(Collection entries)
#####
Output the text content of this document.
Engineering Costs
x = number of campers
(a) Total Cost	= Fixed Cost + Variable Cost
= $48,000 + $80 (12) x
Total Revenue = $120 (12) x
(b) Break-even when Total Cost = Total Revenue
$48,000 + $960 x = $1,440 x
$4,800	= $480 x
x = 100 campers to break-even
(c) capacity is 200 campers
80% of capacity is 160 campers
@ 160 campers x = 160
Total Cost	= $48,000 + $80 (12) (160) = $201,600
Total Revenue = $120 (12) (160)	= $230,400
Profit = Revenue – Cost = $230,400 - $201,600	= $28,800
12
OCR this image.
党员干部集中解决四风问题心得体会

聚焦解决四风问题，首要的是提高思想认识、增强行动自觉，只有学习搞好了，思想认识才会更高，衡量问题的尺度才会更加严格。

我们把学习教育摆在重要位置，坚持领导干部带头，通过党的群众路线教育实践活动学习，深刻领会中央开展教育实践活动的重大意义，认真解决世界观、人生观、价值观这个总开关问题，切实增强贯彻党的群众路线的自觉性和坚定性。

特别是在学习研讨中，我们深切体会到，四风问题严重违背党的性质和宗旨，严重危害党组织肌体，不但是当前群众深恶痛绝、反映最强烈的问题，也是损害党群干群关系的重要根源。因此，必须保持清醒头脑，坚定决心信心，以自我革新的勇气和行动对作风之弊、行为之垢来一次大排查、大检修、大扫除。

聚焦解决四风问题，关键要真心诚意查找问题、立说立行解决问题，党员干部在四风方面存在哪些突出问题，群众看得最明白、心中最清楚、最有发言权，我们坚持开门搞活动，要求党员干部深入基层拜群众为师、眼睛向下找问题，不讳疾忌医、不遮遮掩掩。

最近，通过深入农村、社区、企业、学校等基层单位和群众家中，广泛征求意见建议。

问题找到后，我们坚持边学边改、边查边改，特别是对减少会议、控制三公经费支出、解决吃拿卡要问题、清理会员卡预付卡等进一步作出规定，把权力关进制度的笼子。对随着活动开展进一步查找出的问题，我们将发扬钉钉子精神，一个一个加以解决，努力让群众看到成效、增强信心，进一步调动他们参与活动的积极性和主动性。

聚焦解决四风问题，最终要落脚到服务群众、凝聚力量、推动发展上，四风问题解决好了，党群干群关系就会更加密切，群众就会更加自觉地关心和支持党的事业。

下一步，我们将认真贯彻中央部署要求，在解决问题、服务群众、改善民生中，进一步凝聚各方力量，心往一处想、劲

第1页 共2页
#####
Job: Return all the data exactly as given.

Result for this exercise:
Output the text content of this document.
Engineering Costs
x = number of campers
(a) Total Cost	= Fixed Cost + Variable Cost
= $48,000 + $80 (12) x
Total Revenue = $120 (12) x
(b) Break-even when Total Cost = Total Revenue
$48,000 + $960 x = $1,440 x
$4,800	= $480 x
x = 100 campers to break-even
(c) capacity is 200 campers
80% of capacity is 160 campers
@ 160 campers x = 160
Total Cost	= $48,000 + $80 (12) (160) = $201,600
Total Revenue = $120 (12) (160)	= $230,400
Profit = Revenue – Cost = $230,400 - $201,600	= $28,800
12
OCR this image.
党员干部集中解决四风问题心得体会

聚焦解决四风问题，首要的是提高思想认识、增强行动自觉，只有学习搞好了，思想认识才会更高，衡量问题的尺度才会更加严格。

我们把学习教育摆在重要位置，坚持领导干部带头，通过党的群众路线教育实践活动学习，深刻领会中央开展教育实践活动的重大意义，认真解决世界观、人生观、价值观这个总开关问题，切实增强贯彻党的群众路线的自觉性和坚定性。

特别是在学习研讨中，我们深切体会到，四风问题严重违背党的性质和宗旨，严重危害党组织肌体，不但是当前群众深恶痛绝、反映最强烈的问题，也是损害党群干群关系的重要根源。因此，必须保持清醒头脑，坚定决心信心，以自我革新的勇气和行动对作风之弊、行为之垢来一次大排查、大检修、大扫除。

聚焦解决四风问题，关键要真心诚意查找问题、立说立行解决问题，党员干部在四风方面存在哪些突出问题，群众看得最明白、心中最清楚、最有发言权，我们坚持开门搞活动，要求党员干部深入基层拜群众为师、眼睛向下找问题，不讳疾忌医、不遮遮掩掩。

最近，通过深入农村、社区、企业、学校等基层单位和群众家中，广泛征求意见建议。

问题找到后，我们坚持边学边改、边查边改，特别是对减少会议、控制三公经费支出、解决吃拿卡要问题、清理会员卡预付卡等进一步作出规定，把权力关进制度的笼子。对随着活动开展进一步查找出的问题，我们将发扬钉钉子精神，一个一个加以解决，努力让群众看到成效、增强信心，进一步调动他们参与活动的积极性和主动性。

聚焦解决四风问题，最终要落脚到服务群众、凝聚力量、推动发展上，四风问题解决好了，党群干群关系就会更加密切，群众就会更加自觉地关心和支持党的事业。

下一步，我们将认真贯彻中央部署要求，在解决问题、服务群众、改善民生中，进一步凝聚各方力量，心往一处想、劲

第1页 共2页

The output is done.